Start of Data provided
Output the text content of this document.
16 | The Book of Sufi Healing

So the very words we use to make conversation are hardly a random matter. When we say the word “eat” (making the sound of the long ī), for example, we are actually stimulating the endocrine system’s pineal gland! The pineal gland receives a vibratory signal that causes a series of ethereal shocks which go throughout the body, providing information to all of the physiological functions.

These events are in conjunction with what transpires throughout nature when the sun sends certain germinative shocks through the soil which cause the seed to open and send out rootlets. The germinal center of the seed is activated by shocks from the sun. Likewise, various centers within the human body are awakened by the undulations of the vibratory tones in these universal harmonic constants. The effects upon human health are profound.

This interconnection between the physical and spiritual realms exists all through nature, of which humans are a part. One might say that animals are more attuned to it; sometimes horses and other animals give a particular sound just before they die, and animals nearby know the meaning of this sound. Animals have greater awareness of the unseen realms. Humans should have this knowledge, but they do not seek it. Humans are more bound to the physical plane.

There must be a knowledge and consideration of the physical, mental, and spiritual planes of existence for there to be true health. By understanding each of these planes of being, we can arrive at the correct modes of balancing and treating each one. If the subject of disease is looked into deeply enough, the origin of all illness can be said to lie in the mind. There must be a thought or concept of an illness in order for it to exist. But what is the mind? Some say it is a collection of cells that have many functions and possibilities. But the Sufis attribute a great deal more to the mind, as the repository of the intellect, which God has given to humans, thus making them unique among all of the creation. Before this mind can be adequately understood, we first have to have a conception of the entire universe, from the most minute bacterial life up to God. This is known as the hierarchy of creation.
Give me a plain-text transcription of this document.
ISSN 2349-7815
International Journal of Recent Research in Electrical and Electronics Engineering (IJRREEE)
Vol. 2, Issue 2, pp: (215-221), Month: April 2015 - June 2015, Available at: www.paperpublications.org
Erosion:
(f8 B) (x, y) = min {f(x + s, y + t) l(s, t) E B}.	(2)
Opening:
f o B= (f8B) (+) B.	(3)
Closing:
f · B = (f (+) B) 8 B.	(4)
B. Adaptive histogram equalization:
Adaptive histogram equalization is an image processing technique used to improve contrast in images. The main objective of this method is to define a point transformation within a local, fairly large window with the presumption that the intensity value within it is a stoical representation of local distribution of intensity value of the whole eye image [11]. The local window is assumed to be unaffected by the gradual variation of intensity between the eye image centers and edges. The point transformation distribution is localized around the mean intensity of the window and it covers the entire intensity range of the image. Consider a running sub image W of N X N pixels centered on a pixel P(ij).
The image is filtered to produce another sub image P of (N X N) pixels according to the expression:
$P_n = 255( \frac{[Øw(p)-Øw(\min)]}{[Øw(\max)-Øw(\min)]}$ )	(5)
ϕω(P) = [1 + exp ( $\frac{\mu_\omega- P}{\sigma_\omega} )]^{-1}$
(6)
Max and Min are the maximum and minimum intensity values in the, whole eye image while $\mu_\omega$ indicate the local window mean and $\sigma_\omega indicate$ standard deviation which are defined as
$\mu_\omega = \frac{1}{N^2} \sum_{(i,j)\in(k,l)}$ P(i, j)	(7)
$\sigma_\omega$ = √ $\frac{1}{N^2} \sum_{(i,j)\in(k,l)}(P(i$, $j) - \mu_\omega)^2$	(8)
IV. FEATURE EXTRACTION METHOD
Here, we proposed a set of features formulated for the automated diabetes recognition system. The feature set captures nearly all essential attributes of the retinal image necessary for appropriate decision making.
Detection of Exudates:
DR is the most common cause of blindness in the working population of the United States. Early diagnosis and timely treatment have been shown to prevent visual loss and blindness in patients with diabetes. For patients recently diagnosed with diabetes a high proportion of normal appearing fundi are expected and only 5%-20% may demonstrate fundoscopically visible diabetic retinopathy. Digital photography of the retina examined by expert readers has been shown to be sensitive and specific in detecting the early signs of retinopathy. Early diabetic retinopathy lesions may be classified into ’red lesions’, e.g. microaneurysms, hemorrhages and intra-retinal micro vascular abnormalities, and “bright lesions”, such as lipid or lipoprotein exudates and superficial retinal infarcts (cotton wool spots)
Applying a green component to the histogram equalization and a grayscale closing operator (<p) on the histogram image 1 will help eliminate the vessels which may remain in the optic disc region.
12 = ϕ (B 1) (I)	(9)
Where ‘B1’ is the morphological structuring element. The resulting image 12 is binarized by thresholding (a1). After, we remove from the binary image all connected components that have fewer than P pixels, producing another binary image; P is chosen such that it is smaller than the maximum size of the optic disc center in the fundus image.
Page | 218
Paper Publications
End of Data provided
* **Task brief**
From the first line to the last, transcribe the data exactly.

* **Exercise output**
Output the text content of this document.
16 | The Book of Sufi Healing

So the very words we use to make conversation are hardly a random matter. When we say the word “eat” (making the sound of the long ī), for example, we are actually stimulating the endocrine system’s pineal gland! The pineal gland receives a vibratory signal that causes a series of ethereal shocks which go throughout the body, providing information to all of the physiological functions.

These events are in conjunction with what transpires throughout nature when the sun sends certain germinative shocks through the soil which cause the seed to open and send out rootlets. The germinal center of the seed is activated by shocks from the sun. Likewise, various centers within the human body are awakened by the undulations of the vibratory tones in these universal harmonic constants. The effects upon human health are profound.

This interconnection between the physical and spiritual realms exists all through nature, of which humans are a part. One might say that animals are more attuned to it; sometimes horses and other animals give a particular sound just before they die, and animals nearby know the meaning of this sound. Animals have greater awareness of the unseen realms. Humans should have this knowledge, but they do not seek it. Humans are more bound to the physical plane.

There must be a knowledge and consideration of the physical, mental, and spiritual planes of existence for there to be true health. By understanding each of these planes of being, we can arrive at the correct modes of balancing and treating each one. If the subject of disease is looked into deeply enough, the origin of all illness can be said to lie in the mind. There must be a thought or concept of an illness in order for it to exist. But what is the mind? Some say it is a collection of cells that have many functions and possibilities. But the Sufis attribute a great deal more to the mind, as the repository of the intellect, which God has given to humans, thus making them unique among all of the creation. Before this mind can be adequately understood, we first have to have a conception of the entire universe, from the most minute bacterial life up to God. This is known as the hierarchy of creation.
Give me a plain-text transcription of this document.
ISSN 2349-7815
International Journal of Recent Research in Electrical and Electronics Engineering (IJRREEE)
Vol. 2, Issue 2, pp: (215-221), Month: April 2015 - June 2015, Available at: www.paperpublications.org
Erosion:
(f8 B) (x, y) = min {f(x + s, y + t) l(s, t) E B}.	(2)
Opening:
f o B= (f8B) (+) B.	(3)
Closing:
f · B = (f (+) B) 8 B.	(4)
B. Adaptive histogram equalization:
Adaptive histogram equalization is an image processing technique used to improve contrast in images. The main objective of this method is to define a point transformation within a local, fairly large window with the presumption that the intensity value within it is a stoical representation of local distribution of intensity value of the whole eye image [11]. The local window is assumed to be unaffected by the gradual variation of intensity between the eye image centers and edges. The point transformation distribution is localized around the mean intensity of the window and it covers the entire intensity range of the image. Consider a running sub image W of N X N pixels centered on a pixel P(ij).
The image is filtered to produce another sub image P of (N X N) pixels according to the expression:
$P_n = 255( \frac{[Øw(p)-Øw(\min)]}{[Øw(\max)-Øw(\min)]}$ )	(5)
ϕω(P) = [1 + exp ( $\frac{\mu_\omega- P}{\sigma_\omega} )]^{-1}$
(6)
Max and Min are the maximum and minimum intensity values in the, whole eye image while $\mu_\omega$ indicate the local window mean and $\sigma_\omega indicate$ standard deviation which are defined as
$\mu_\omega = \frac{1}{N^2} \sum_{(i,j)\in(k,l)}$ P(i, j)	(7)
$\sigma_\omega$ = √ $\frac{1}{N^2} \sum_{(i,j)\in(k,l)}(P(i$, $j) - \mu_\omega)^2$	(8)
IV. FEATURE EXTRACTION METHOD
Here, we proposed a set of features formulated for the automated diabetes recognition system. The feature set captures nearly all essential attributes of the retinal image necessary for appropriate decision making.
Detection of Exudates:
DR is the most common cause of blindness in the working population of the United States. Early diagnosis and timely treatment have been shown to prevent visual loss and blindness in patients with diabetes. For patients recently diagnosed with diabetes a high proportion of normal appearing fundi are expected and only 5%-20% may demonstrate fundoscopically visible diabetic retinopathy. Digital photography of the retina examined by expert readers has been shown to be sensitive and specific in detecting the early signs of retinopathy. Early diabetic retinopathy lesions may be classified into ’red lesions’, e.g. microaneurysms, hemorrhages and intra-retinal micro vascular abnormalities, and “bright lesions”, such as lipid or lipoprotein exudates and superficial retinal infarcts (cotton wool spots)
Applying a green component to the histogram equalization and a grayscale closing operator (<p) on the histogram image 1 will help eliminate the vessels which may remain in the optic disc region.
12 = ϕ (B 1) (I)	(9)
Where ‘B1’ is the morphological structuring element. The resulting image 12 is binarized by thresholding (a1). After, we remove from the binary image all connected components that have fewer than P pixels, producing another binary image; P is chosen such that it is smaller than the maximum size of the optic disc center in the fundus image.
Page | 218
Paper Publications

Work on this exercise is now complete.